start
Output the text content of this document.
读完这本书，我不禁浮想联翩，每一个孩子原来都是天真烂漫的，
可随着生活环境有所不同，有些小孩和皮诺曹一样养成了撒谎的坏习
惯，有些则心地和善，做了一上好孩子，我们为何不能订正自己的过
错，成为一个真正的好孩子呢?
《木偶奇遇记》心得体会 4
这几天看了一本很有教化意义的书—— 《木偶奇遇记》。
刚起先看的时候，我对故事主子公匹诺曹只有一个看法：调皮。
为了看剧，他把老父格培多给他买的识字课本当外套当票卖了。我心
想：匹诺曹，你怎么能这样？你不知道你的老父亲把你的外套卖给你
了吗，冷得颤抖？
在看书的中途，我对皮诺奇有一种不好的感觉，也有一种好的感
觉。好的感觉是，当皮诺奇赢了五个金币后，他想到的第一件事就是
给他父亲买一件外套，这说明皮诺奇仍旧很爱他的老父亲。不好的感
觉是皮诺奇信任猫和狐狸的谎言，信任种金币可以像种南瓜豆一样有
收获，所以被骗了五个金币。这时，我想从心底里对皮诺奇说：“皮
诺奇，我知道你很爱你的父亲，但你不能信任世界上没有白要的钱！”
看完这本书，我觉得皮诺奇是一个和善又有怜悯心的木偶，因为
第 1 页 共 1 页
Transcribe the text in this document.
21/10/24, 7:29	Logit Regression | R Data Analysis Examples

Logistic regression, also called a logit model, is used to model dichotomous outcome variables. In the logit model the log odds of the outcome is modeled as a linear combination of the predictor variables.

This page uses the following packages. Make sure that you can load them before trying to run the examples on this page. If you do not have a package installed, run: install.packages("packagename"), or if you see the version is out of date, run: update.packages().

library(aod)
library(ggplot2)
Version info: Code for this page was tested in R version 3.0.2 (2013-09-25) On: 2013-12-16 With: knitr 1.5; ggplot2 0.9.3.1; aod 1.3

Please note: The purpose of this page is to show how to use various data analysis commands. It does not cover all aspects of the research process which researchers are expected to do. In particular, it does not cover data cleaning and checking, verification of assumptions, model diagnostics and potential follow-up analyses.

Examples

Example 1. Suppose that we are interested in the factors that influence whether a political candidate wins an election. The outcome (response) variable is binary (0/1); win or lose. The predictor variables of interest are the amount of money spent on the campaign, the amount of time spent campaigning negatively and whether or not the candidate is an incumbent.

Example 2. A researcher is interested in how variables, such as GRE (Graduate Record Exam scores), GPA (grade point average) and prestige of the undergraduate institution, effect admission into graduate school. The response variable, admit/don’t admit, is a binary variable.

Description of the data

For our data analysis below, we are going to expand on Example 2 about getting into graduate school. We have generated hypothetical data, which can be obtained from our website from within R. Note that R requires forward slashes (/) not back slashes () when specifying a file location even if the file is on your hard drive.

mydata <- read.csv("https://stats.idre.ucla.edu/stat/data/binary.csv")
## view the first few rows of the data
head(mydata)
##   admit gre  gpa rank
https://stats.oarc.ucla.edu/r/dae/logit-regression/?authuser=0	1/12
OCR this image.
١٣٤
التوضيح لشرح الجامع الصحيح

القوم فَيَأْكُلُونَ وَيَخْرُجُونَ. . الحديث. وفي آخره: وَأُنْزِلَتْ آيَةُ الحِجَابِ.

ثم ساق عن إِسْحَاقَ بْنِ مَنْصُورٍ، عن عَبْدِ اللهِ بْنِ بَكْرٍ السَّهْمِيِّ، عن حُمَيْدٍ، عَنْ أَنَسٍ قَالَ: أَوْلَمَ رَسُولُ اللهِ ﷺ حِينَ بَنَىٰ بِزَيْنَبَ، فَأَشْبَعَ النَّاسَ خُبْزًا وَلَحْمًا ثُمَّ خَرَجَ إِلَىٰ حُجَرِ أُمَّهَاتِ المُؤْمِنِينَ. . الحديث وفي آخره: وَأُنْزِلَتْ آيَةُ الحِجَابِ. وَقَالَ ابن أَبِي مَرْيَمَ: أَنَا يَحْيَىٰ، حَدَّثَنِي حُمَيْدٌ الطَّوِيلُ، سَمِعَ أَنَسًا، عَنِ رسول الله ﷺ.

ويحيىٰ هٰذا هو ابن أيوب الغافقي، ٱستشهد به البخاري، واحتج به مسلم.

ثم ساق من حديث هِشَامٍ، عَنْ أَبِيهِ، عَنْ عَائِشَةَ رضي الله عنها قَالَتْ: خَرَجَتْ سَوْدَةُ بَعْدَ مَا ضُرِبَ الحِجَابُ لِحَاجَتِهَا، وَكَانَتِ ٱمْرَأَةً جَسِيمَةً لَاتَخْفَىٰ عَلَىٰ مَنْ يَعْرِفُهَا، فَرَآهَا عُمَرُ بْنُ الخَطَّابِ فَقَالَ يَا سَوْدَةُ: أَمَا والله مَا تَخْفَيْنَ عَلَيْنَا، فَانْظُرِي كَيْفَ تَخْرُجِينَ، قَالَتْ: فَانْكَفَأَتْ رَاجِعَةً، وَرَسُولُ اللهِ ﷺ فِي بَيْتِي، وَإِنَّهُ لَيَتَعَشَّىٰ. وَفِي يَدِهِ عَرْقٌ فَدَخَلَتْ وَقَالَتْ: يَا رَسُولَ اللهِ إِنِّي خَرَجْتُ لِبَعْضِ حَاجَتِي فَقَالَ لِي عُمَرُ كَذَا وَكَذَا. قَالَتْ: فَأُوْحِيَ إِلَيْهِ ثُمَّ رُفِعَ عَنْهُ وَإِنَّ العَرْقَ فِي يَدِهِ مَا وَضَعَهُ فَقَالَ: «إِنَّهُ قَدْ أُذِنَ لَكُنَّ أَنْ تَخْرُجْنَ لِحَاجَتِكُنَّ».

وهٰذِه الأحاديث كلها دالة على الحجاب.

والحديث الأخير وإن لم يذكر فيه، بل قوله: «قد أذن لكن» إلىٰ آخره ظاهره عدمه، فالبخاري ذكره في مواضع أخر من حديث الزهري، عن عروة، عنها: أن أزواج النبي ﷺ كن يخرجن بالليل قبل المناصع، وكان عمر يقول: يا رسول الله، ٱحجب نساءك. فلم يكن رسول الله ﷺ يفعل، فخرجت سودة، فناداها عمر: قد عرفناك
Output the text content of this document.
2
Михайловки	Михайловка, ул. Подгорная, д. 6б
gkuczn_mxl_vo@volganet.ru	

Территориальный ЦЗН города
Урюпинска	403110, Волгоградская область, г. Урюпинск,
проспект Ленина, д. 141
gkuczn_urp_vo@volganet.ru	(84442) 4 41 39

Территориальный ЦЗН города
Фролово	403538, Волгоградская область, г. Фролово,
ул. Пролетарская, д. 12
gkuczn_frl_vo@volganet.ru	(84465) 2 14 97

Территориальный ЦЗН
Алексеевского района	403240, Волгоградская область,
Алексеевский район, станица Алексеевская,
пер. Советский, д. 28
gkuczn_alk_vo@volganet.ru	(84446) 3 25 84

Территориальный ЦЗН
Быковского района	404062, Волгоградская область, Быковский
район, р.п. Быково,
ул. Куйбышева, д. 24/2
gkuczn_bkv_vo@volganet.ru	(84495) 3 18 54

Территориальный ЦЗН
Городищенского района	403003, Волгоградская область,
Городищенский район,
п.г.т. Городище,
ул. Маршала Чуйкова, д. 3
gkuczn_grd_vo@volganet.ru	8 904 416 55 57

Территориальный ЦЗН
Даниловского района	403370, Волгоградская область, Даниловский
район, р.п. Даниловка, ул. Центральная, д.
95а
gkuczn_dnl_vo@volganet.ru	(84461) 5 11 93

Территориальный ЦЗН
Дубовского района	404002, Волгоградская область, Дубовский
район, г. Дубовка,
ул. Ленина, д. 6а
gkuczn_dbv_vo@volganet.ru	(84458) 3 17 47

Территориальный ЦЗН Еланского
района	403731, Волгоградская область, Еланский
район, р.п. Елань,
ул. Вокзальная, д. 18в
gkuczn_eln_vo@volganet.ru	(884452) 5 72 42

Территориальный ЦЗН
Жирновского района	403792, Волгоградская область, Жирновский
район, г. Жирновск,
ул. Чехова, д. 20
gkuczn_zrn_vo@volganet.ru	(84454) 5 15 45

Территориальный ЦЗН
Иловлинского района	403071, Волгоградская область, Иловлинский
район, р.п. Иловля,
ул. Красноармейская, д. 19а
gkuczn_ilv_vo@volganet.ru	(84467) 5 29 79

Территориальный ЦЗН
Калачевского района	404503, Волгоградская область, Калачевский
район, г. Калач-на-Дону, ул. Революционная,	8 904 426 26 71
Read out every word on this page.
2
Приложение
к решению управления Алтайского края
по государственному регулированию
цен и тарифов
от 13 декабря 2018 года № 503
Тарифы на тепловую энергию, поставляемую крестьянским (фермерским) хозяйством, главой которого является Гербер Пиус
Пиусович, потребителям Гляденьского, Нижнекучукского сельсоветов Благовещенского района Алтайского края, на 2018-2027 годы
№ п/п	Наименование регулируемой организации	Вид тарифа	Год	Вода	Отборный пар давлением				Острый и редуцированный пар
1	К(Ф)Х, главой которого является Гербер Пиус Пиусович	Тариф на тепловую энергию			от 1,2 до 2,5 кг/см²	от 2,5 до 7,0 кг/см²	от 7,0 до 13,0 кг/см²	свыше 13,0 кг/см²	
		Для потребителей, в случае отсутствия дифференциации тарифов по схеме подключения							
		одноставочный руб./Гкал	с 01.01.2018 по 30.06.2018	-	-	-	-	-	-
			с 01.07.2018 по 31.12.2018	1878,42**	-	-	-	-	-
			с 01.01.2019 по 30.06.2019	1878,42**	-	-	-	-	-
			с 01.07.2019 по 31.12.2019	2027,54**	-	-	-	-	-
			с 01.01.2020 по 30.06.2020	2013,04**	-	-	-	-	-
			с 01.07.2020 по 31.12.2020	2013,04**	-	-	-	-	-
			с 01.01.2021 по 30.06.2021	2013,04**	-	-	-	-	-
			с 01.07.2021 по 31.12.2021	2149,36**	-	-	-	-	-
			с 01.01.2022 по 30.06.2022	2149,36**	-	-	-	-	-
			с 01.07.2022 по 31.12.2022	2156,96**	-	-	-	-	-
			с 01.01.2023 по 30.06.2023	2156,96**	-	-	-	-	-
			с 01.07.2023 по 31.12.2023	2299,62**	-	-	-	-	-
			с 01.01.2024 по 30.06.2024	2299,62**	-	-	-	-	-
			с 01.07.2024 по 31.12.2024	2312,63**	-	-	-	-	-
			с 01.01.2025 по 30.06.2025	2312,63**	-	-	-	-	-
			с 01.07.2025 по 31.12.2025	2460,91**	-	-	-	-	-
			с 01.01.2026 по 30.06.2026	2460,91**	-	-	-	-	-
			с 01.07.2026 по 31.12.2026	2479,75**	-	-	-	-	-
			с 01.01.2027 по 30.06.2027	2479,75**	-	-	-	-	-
end
* WHAT IS ASKED
Pull every line containing "тепловую" out of the data above.

* RESPONSE FOR THIS EXERCISE
Тарифы на тепловую энергию, поставляемую крестьянским (фермерским) хозяйством, главой которого является Гербер Пиус
1	К(Ф)Х, главой которого является Гербер Пиус Пиусович	Тариф на тепловую энергию			от 1,2 до 2,5 кг/см²	от 2,5 до 7,0 кг/см²	от 7,0 до 13,0 кг/см²	свыше 13,0 кг/см²	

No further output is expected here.